** EXERCISE INPUTS follows **

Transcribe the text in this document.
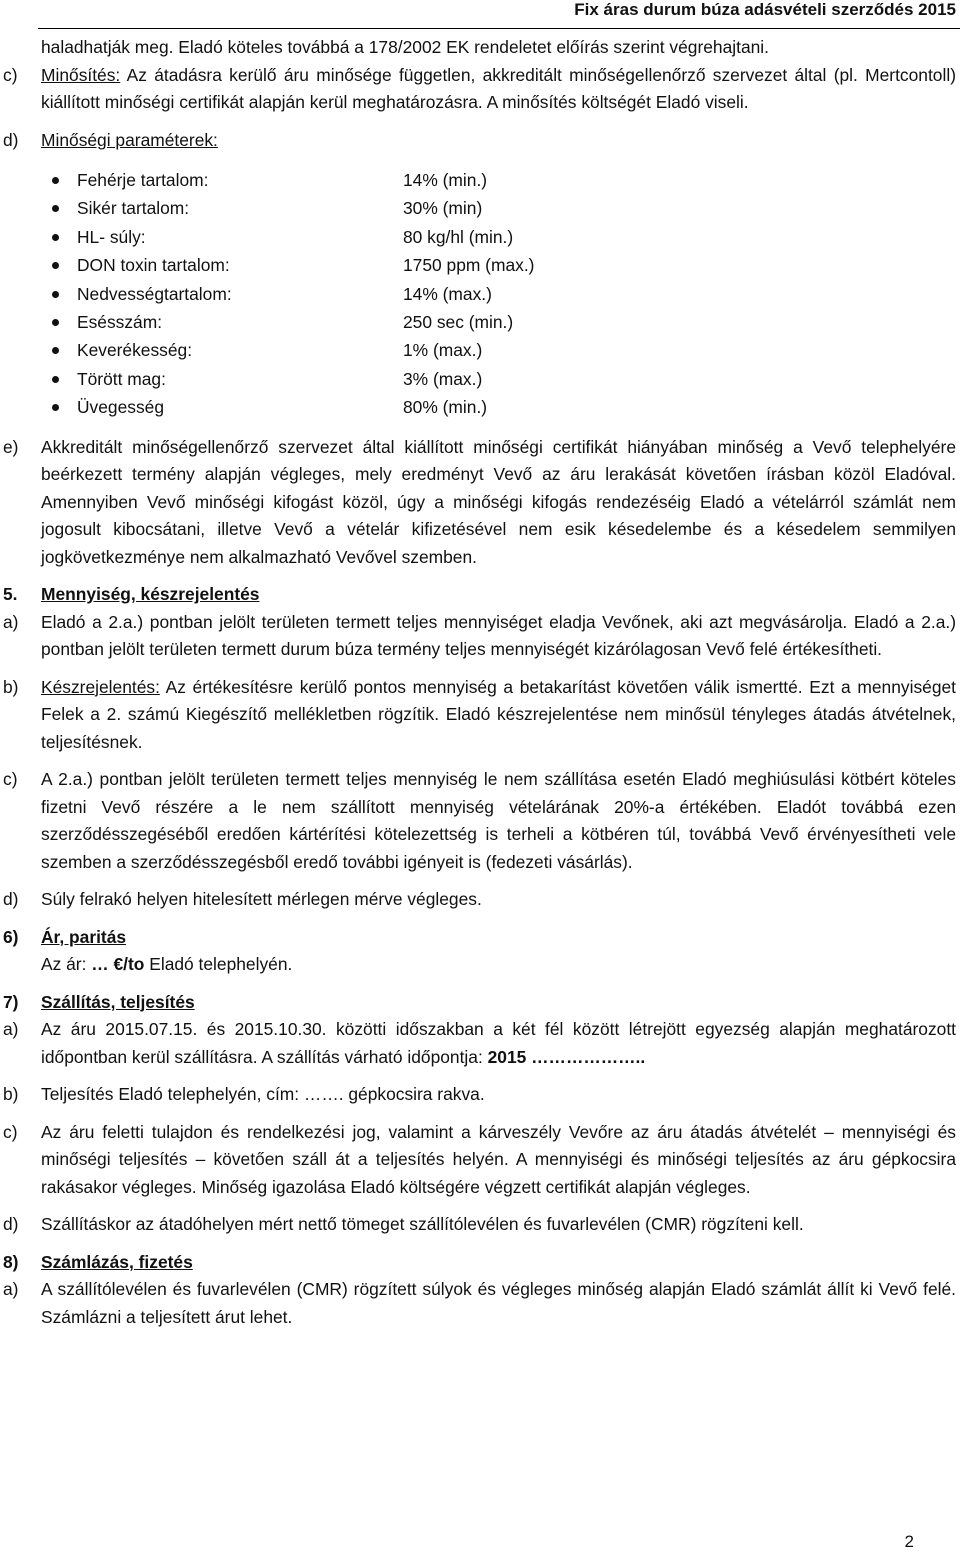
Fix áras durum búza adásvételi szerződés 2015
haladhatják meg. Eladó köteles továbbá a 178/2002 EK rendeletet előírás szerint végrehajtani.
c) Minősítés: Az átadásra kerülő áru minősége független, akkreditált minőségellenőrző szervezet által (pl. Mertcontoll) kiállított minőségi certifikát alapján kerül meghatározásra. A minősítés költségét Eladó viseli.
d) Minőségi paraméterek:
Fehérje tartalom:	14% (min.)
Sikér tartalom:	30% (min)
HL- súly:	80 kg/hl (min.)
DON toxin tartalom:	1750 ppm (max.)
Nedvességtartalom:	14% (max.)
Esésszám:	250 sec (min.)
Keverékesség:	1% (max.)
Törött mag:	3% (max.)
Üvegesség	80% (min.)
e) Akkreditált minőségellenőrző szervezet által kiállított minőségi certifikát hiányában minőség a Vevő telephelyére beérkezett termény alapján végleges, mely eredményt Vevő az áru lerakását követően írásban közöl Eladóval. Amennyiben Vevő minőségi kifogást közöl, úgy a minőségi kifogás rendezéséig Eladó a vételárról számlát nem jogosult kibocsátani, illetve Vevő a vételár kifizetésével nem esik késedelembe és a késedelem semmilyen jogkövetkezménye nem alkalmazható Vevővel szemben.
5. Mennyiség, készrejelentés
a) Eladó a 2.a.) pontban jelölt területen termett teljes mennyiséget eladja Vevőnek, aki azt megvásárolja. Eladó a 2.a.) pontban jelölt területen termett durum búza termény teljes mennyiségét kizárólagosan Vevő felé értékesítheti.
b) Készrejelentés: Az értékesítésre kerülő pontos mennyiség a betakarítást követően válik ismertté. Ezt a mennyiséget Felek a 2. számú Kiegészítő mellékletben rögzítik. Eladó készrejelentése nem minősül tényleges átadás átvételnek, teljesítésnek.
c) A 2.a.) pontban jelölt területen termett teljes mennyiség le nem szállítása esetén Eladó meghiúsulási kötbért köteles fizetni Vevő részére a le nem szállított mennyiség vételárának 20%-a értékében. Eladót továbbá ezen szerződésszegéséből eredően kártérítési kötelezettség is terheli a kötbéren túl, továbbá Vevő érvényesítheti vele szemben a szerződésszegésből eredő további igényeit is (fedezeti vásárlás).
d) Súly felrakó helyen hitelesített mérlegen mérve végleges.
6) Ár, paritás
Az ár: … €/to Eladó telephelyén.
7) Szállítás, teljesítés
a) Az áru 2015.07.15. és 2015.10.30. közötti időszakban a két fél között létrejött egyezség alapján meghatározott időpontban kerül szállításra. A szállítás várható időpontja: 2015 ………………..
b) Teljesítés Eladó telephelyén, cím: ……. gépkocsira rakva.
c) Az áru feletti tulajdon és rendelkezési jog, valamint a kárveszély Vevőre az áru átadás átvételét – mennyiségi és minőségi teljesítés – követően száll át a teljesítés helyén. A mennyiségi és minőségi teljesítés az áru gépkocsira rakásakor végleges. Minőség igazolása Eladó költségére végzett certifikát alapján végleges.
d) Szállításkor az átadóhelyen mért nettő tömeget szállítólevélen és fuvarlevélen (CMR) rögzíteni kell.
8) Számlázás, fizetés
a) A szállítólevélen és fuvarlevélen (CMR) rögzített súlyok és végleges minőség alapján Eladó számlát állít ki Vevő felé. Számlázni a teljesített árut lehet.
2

** End of EXERCISE INPUTS **

*ACTIVITY*
Only a number is expected in reply: how many lines of the entries hold the word "kerülő"?

*REPLY TO THE EXERCISE*
2